Stated exercise = Look below for the line that contains "Read out every word on this page.", then copy it and each following line to the end of the records, minus any pictures.

○ ○ ○ ○ ○

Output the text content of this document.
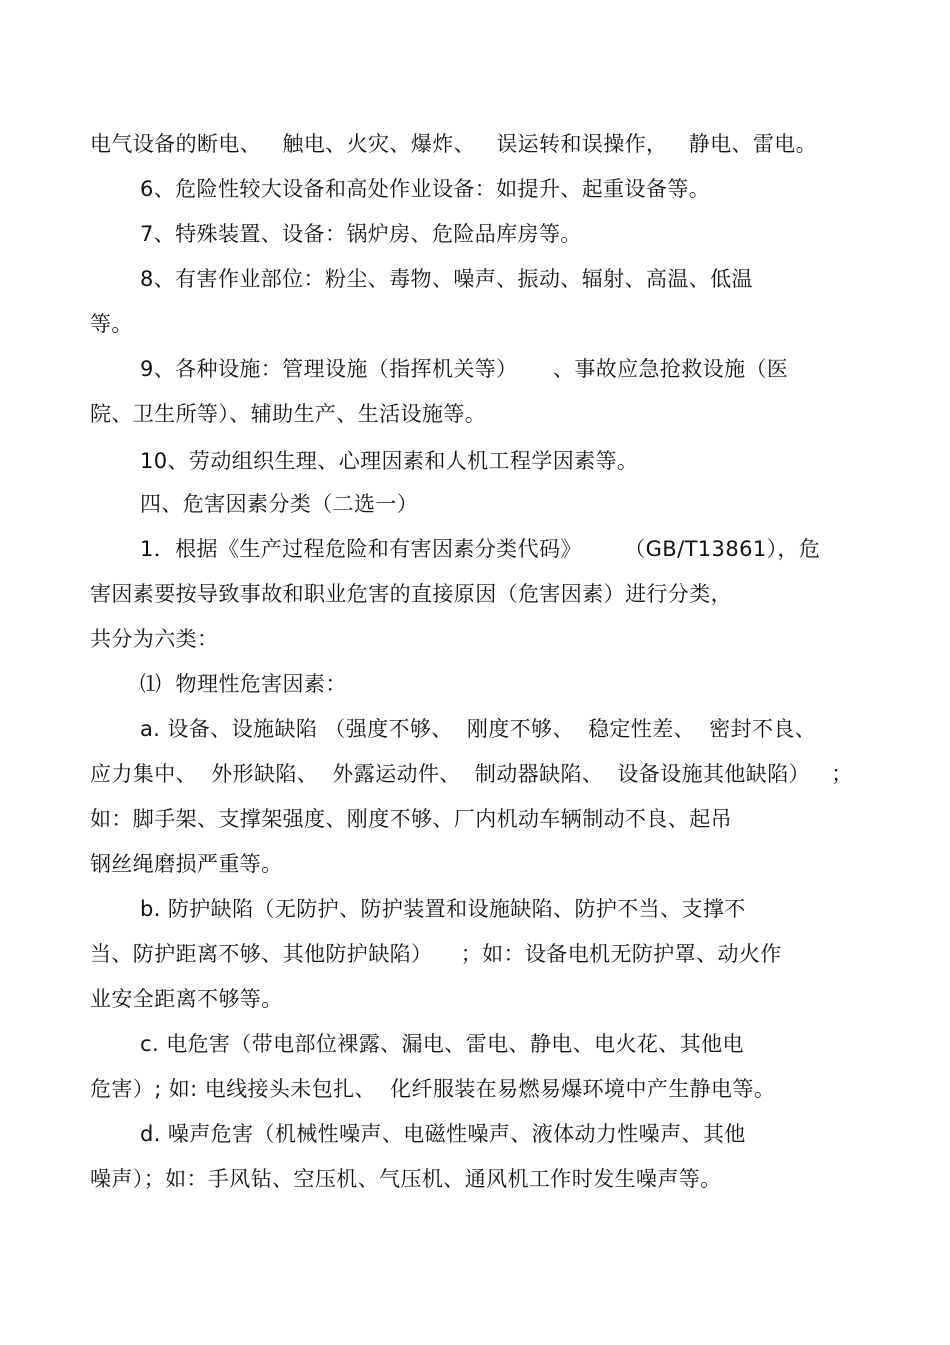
电气设备的断电、   触电、火灾、爆炸、   误运转和误操作，   静电、雷电。
6、危险性较大设备和高处作业设备：如提升、起重设备等。
7、特殊装置、设备：锅炉房、危险品库房等。
8、有害作业部位：粉尘、毒物、噪声、振动、辐射、高温、低温
等。
9、各种设施：管理设施（指挥机关等）     、事故应急抢救设施（医
院、卫生所等）、辅助生产、生活设施等。
10、劳动组织生理、心理因素和人机工程学因素等。
四、危害因素分类（二选一）
1．根据《生产过程危险和有害因素分类代码》      （GB/T13861），危
害因素要按导致事故和职业危害的直接原因（危害因素）进行分类，
共分为六类：
⑴  物理性危害因素：
a. 设备、设施缺陷 （强度不够、  刚度不够、  稳定性差、  密封不良、
应力集中、  外形缺陷、  外露运动件、  制动器缺陷、  设备设施其他缺陷）   ；
如：脚手架、支撑架强度、刚度不够、厂内机动车辆制动不良、起吊
钢丝绳磨损严重等。
b. 防护缺陷（无防护、防护装置和设施缺陷、防护不当、支撑不
当、防护距离不够、其他防护缺陷）    ；如：设备电机无防护罩、动火作
业安全距离不够等。
c. 电危害（带电部位裸露、漏电、雷电、静电、电火花、其他电
危害）; 如: 电线接头未包扎、  化纤服装在易燃易爆环境中产生静电等。
d. 噪声危害（机械性噪声、电磁性噪声、液体动力性噪声、其他
噪声）；如：手风钻、空压机、气压机、通风机工作时发生噪声等。
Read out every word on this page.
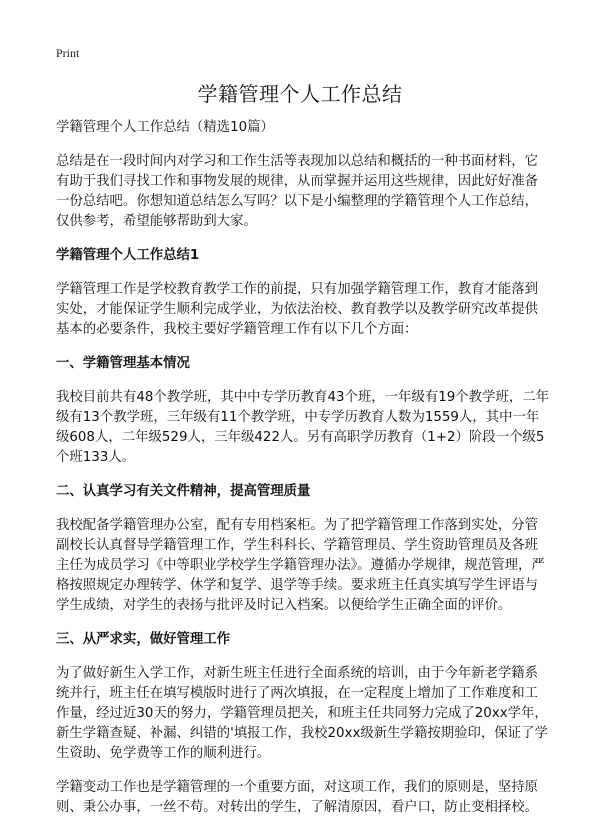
Print
学籍管理个人工作总结

学籍管理个人工作总结（精选10篇）

总结是在一段时间内对学习和工作生活等表现加以总结和概括的一种书面材料，它有助于我们寻找工作和事物发展的规律，从而掌握并运用这些规律，因此好好准备一份总结吧。你想知道总结怎么写吗？以下是小编整理的学籍管理个人工作总结，仅供参考，希望能够帮助到大家。

学籍管理个人工作总结1

学籍管理工作是学校教育教学工作的前提，只有加强学籍管理工作，教育才能落到实处，才能保证学生顺利完成学业，为依法治校、教育教学以及教学研究改革提供基本的必要条件，我校主要好学籍管理工作有以下几个方面：

一、学籍管理基本情况

我校目前共有48个教学班，其中中专学历教育43个班，一年级有19个教学班，二年级有13个教学班，三年级有11个教学班，中专学历教育人数为1559人，其中一年级608人，二年级529人，三年级422人。另有高职学历教育（1+2）阶段一个级5个班133人。

二、认真学习有关文件精神，提高管理质量

我校配备学籍管理办公室，配有专用档案柜。为了把学籍管理工作落到实处，分管副校长认真督导学籍管理工作，学生科科长、学籍管理员、学生资助管理员及各班主任为成员学习《中等职业学校学生学籍管理办法》。遵循办学规律，规范管理，严格按照规定办理转学、休学和复学、退学等手续。要求班主任真实填写学生评语与学生成绩，对学生的表扬与批评及时记入档案。以便给学生正确全面的评价。

三、从严求实，做好管理工作

为了做好新生入学工作，对新生班主任进行全面系统的培训，由于今年新老学籍系统并行，班主任在填写模版时进行了两次填报，在一定程度上增加了工作难度和工作量，经过近30天的努力，学籍管理员把关，和班主任共同努力完成了20xx学年，新生学籍查疑、补漏、纠错的'填报工作，我校20xx级新生学籍按期验印，保证了学生资助、免学费等工作的顺利进行。

学籍变动工作也是学籍管理的一个重要方面，对这项工作，我们的原则是，坚持原则、秉公办事，一丝不苟。对转出的学生，了解清原因，看户口，防止变相择校。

○ ○ ○ ○ ○

Output for this exercise =
Read out every word on this page.
Print
学籍管理个人工作总结

学籍管理个人工作总结（精选10篇）

总结是在一段时间内对学习和工作生活等表现加以总结和概括的一种书面材料，它有助于我们寻找工作和事物发展的规律，从而掌握并运用这些规律，因此好好准备一份总结吧。你想知道总结怎么写吗？以下是小编整理的学籍管理个人工作总结，仅供参考，希望能够帮助到大家。

学籍管理个人工作总结1

学籍管理工作是学校教育教学工作的前提，只有加强学籍管理工作，教育才能落到实处，才能保证学生顺利完成学业，为依法治校、教育教学以及教学研究改革提供基本的必要条件，我校主要好学籍管理工作有以下几个方面：

一、学籍管理基本情况

我校目前共有48个教学班，其中中专学历教育43个班，一年级有19个教学班，二年级有13个教学班，三年级有11个教学班，中专学历教育人数为1559人，其中一年级608人，二年级529人，三年级422人。另有高职学历教育（1+2）阶段一个级5个班133人。

二、认真学习有关文件精神，提高管理质量

我校配备学籍管理办公室，配有专用档案柜。为了把学籍管理工作落到实处，分管副校长认真督导学籍管理工作，学生科科长、学籍管理员、学生资助管理员及各班主任为成员学习《中等职业学校学生学籍管理办法》。遵循办学规律，规范管理，严格按照规定办理转学、休学和复学、退学等手续。要求班主任真实填写学生评语与学生成绩，对学生的表扬与批评及时记入档案。以便给学生正确全面的评价。

三、从严求实，做好管理工作

为了做好新生入学工作，对新生班主任进行全面系统的培训，由于今年新老学籍系统并行，班主任在填写模版时进行了两次填报，在一定程度上增加了工作难度和工作量，经过近30天的努力，学籍管理员把关，和班主任共同努力完成了20xx学年，新生学籍查疑、补漏、纠错的'填报工作，我校20xx级新生学籍按期验印，保证了学生资助、免学费等工作的顺利进行。

学籍变动工作也是学籍管理的一个重要方面，对这项工作，我们的原则是，坚持原则、秉公办事，一丝不苟。对转出的学生，了解清原因，看户口，防止变相择校。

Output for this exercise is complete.